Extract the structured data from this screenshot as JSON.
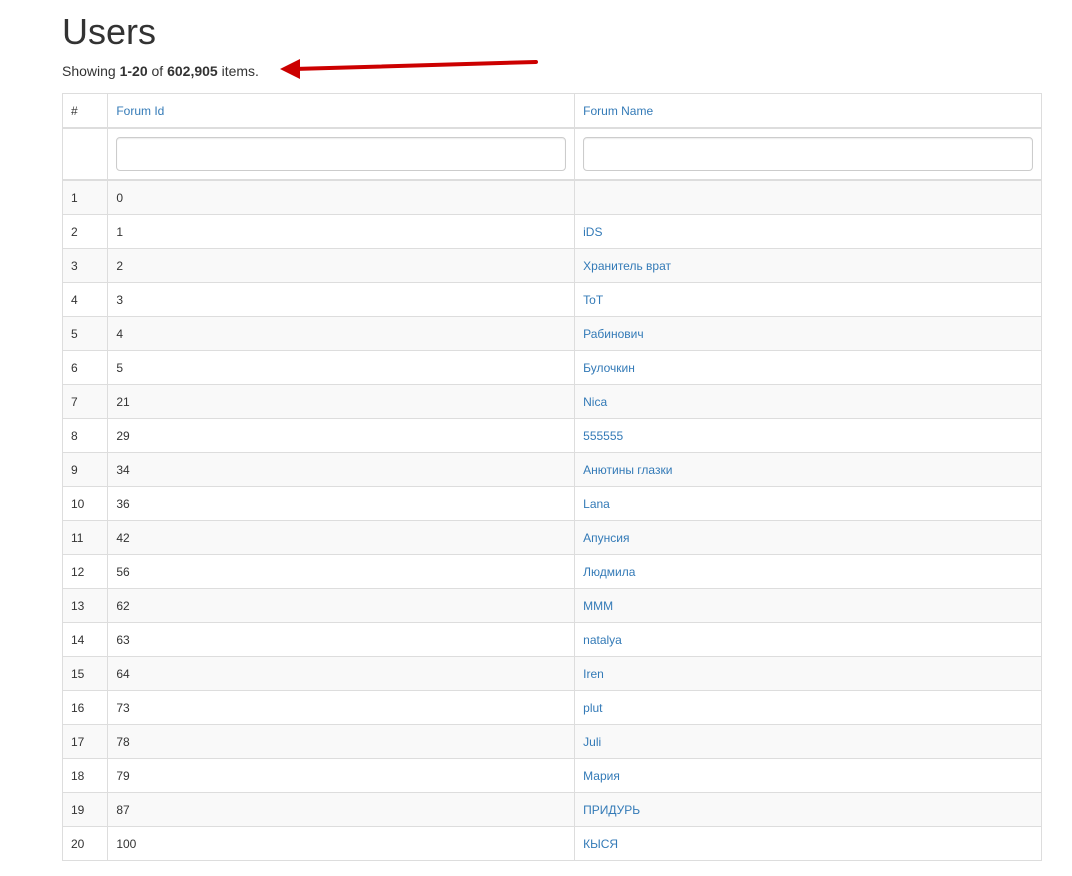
{
  "page": {
    "title": "Users"
  },
  "summary": {
    "prefix": "Showing ",
    "range": "1-20",
    "middle": " of ",
    "total": "602,905",
    "suffix": " items."
  },
  "annotation": {
    "arrow_color": "#cc0000"
  },
  "colors": {
    "link": "#337ab7",
    "text": "#333333",
    "border": "#dddddd",
    "stripe": "#f9f9f9"
  },
  "table": {
    "columns": {
      "num": "#",
      "forum_id": "Forum Id",
      "forum_name": "Forum Name"
    },
    "filters": {
      "forum_id": "",
      "forum_name": ""
    },
    "rows": [
      {
        "num": "1",
        "forum_id": "0",
        "forum_name": ""
      },
      {
        "num": "2",
        "forum_id": "1",
        "forum_name": "iDS"
      },
      {
        "num": "3",
        "forum_id": "2",
        "forum_name": "Хранитель врат"
      },
      {
        "num": "4",
        "forum_id": "3",
        "forum_name": "ToT"
      },
      {
        "num": "5",
        "forum_id": "4",
        "forum_name": "Рабинович"
      },
      {
        "num": "6",
        "forum_id": "5",
        "forum_name": "Булочкин"
      },
      {
        "num": "7",
        "forum_id": "21",
        "forum_name": "Nica"
      },
      {
        "num": "8",
        "forum_id": "29",
        "forum_name": "555555"
      },
      {
        "num": "9",
        "forum_id": "34",
        "forum_name": "Анютины глазки"
      },
      {
        "num": "10",
        "forum_id": "36",
        "forum_name": "Lana"
      },
      {
        "num": "11",
        "forum_id": "42",
        "forum_name": "Апунсия"
      },
      {
        "num": "12",
        "forum_id": "56",
        "forum_name": "Людмила"
      },
      {
        "num": "13",
        "forum_id": "62",
        "forum_name": "МММ"
      },
      {
        "num": "14",
        "forum_id": "63",
        "forum_name": "natalya"
      },
      {
        "num": "15",
        "forum_id": "64",
        "forum_name": "Iren"
      },
      {
        "num": "16",
        "forum_id": "73",
        "forum_name": "plut"
      },
      {
        "num": "17",
        "forum_id": "78",
        "forum_name": "Juli"
      },
      {
        "num": "18",
        "forum_id": "79",
        "forum_name": "Мария"
      },
      {
        "num": "19",
        "forum_id": "87",
        "forum_name": "ПРИДУРЬ"
      },
      {
        "num": "20",
        "forum_id": "100",
        "forum_name": "КЫСЯ"
      }
    ]
  }
}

──────────

§ Job:
Omit the pictures and output all of the other material exactly.

§ Answer to the task:
Extract the structured data from this screenshot as JSON.
{
  "page": {
    "title": "Users"
  },
  "summary": {
    "prefix": "Showing ",
    "range": "1-20",
    "middle": " of ",
    "total": "602,905",
    "suffix": " items."
  },
  "annotation": {
    "arrow_color": "#cc0000"
  },
  "colors": {
    "link": "#337ab7",
    "text": "#333333",
    "border": "#dddddd",
    "stripe": "#f9f9f9"
  },
  "table": {
    "columns": {
      "num": "#",
      "forum_id": "Forum Id",
      "forum_name": "Forum Name"
    },
    "filters": {
      "forum_id": "",
      "forum_name": ""
    },
    "rows": [
      {
        "num": "1",
        "forum_id": "0",
        "forum_name": ""
      },
      {
        "num": "2",
        "forum_id": "1",
        "forum_name": "iDS"
      },
      {
        "num": "3",
        "forum_id": "2",
        "forum_name": "Хранитель врат"
      },
      {
        "num": "4",
        "forum_id": "3",
        "forum_name": "ToT"
      },
      {
        "num": "5",
        "forum_id": "4",
        "forum_name": "Рабинович"
      },
      {
        "num": "6",
        "forum_id": "5",
        "forum_name": "Булочкин"
      },
      {
        "num": "7",
        "forum_id": "21",
        "forum_name": "Nica"
      },
      {
        "num": "8",
        "forum_id": "29",
        "forum_name": "555555"
      },
      {
        "num": "9",
        "forum_id": "34",
        "forum_name": "Анютины глазки"
      },
      {
        "num": "10",
        "forum_id": "36",
        "forum_name": "Lana"
      },
      {
        "num": "11",
        "forum_id": "42",
        "forum_name": "Апунсия"
      },
      {
        "num": "12",
        "forum_id": "56",
        "forum_name": "Людмила"
      },
      {
        "num": "13",
        "forum_id": "62",
        "forum_name": "МММ"
      },
      {
        "num": "14",
        "forum_id": "63",
        "forum_name": "natalya"
      },
      {
        "num": "15",
        "forum_id": "64",
        "forum_name": "Iren"
      },
      {
        "num": "16",
        "forum_id": "73",
        "forum_name": "plut"
      },
      {
        "num": "17",
        "forum_id": "78",
        "forum_name": "Juli"
      },
      {
        "num": "18",
        "forum_id": "79",
        "forum_name": "Мария"
      },
      {
        "num": "19",
        "forum_id": "87",
        "forum_name": "ПРИДУРЬ"
      },
      {
        "num": "20",
        "forum_id": "100",
        "forum_name": "КЫСЯ"
      }
    ]
  }
}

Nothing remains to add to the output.